Job 1:
Answer these questions using the passage on ecofeminism and sex workers:
(a) Which two literary texts does the passage name as under review?
(b) According to the Open Society Foundation 2019 report, why do sex workers sell sexual services?
(c) Whose standpoint did Ololade Adeyemo and Abimbola Shittu use in their study?
Job 2: From the passage on ecofeminism and sex workers, copy word for word the part that begins with the words containing "Sex workers are" and ends with "abused and betrayed.".
Job 3: List every scholar that the passage on ecofeminism and sex workers names as having studied Kaine Agary's novel.

[begin Provided text]

For Ariel Sallah, ecofeminism explains how both financial and environment crises are sex-gendered, noting that “capitalist patriarchy excludes woman’s work and wealth creation in the mind and deepens the violence by displacing women from their livelihoods and alienating them from the national resources on which their livelihoods depend, their land, their water, their seeds and biodiversity”. The effect of this scenario is the stigmatization on the women folk who become the victims of these ugly activities. Women are abused, just like the environment due to the misuse and oppression by men. This paper argues that the stigmatization of the sex worker does not show the women in good light and pushes that this labelled group are humans capable of human reasoning and feelings and therefore should be allowed to live out their humanity. It also calls for elimination of the patriarchal abuse and oppression on the female and on the natural environment in order to build a friendly relationship that is mutual and respectful.

Sex workers are viewed as a class of adults who out of circumstances receive pecuniary or material gratification in exchange for a consensual sex or any erotic action. According to Open Society Foundation 2019 report “sex workers sell sexual services in order to earn a livelihood. The vast majority choose to do it because it is the best option they have. Many sex workers struggle with poverty and destitution and have few options for work” (2019). Poverty therefore is the bottom line of sex working. But this class of people many times become victims of exploitation, and are intimidated, abused and betrayed.

Examples of Issues of betrayals and abuse abound in literary texts, such as those under review: Kaine Agary’s Yellow and Yellow, and Okey Ndibe’s Arrows of Rain. These texts published in 2006 and 2021 respectively have been variously studied by scholars. For instance, Jonas Egbudu Akung and Azubuike Iloeje studied Kaine Agary’s text in their work, “Yellow- Yellow: A Study in Ecocriticism” and examined the life of the heroine Zilayefa against the backdrop of the harsh realities of the oil spillage in the Niger Delta and the consequent damage on the land and the concomitant effect on the women. The paper made an Eco critical analysis of the text and drew an example of “the relationship between the woman and the environment whereby the woman represents nature that is violated, given rise to unwanted children; the “African profit”, “born throwaways”. On their own part, Ololade Adeyemo and Abimbola Shittu in their study “The Damaged Woman in the Damaged Environment: An Ecofeminism Critique of Kaine Agary’s Yellow -yellow”, examined the connection between the violation of the woman and the degradation of the environment. This they achieved using the standpoint of Vandana Shiva’s patriarchal capitalism, which echoes the interconnectedness of all life and counters unhealthy relationships that oppress the women and the environment, suing for inclusiveness by all in order to achieve an egalitarian society and a healthy environment.

[end Provided text]
[begin Information given]

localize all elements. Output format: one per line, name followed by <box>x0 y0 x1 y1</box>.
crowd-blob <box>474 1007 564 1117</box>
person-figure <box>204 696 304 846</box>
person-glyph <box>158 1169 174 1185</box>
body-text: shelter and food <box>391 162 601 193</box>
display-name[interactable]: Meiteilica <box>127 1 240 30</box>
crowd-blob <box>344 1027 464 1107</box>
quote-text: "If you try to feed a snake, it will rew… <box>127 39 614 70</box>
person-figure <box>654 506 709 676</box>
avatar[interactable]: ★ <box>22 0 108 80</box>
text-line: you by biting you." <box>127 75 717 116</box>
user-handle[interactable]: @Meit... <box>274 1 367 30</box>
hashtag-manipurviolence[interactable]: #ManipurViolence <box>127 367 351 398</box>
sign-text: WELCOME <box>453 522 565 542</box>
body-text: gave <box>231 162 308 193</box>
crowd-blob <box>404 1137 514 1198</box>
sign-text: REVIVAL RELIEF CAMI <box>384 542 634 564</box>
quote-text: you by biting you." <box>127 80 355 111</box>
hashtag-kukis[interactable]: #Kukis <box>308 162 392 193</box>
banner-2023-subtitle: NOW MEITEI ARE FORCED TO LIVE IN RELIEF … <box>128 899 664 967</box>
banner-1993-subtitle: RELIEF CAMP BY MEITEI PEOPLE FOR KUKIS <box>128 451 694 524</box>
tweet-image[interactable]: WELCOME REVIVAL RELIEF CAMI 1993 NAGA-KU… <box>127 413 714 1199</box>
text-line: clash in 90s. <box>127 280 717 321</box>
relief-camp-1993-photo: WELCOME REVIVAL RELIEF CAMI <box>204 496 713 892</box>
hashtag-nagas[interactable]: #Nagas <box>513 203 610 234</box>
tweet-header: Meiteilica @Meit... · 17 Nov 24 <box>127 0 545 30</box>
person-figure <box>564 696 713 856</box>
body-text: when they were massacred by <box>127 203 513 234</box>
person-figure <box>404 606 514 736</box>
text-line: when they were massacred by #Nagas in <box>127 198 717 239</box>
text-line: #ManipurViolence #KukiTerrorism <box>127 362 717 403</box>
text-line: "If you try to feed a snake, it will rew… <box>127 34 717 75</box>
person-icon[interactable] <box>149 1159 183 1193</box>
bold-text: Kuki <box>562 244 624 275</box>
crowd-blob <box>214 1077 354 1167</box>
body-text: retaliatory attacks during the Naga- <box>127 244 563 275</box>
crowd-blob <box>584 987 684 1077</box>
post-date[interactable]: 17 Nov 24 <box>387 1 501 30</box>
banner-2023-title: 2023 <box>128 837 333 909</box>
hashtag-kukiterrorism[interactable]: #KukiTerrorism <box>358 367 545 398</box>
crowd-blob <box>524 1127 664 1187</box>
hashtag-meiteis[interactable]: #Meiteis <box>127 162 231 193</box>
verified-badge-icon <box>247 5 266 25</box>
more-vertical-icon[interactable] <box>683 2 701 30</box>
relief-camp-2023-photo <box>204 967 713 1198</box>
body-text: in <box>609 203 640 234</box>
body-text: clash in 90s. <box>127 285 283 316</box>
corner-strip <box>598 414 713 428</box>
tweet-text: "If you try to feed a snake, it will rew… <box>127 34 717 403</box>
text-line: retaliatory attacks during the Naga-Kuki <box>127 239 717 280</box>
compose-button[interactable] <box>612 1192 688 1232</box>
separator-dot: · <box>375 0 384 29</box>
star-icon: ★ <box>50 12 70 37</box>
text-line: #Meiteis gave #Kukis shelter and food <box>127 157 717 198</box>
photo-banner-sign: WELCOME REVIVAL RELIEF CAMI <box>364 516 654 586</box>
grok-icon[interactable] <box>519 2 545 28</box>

[end Information given]

Task answer 1:
(a) Kaine Agary's Yellow and Yellow and Okey Ndibe's Arrows of Rain.
(b) To earn a livelihood.
(c) Vandana Shiva's patriarchal capitalism.

Task answer 2:
Sex workers are viewed as a class of adults who out of circumstances receive pecuniary or material gratification in exchange for a consensual sex or any erotic action. According to Open Society Foundation 2019 report “sex workers sell sexual services in order to earn a livelihood. The vast majority choose to do it because it is the best option they have. Many sex workers struggle with poverty and destitution and have few options for work” (2019). Poverty therefore is the bottom line of sex working. But this class of people many times become victims of exploitation, and are intimidated, abused and betrayed.

Task answer 3:
Jonas Egbudu Akung
Azubuike Iloeje
Ololade Adeyemo
Abimbola Shittu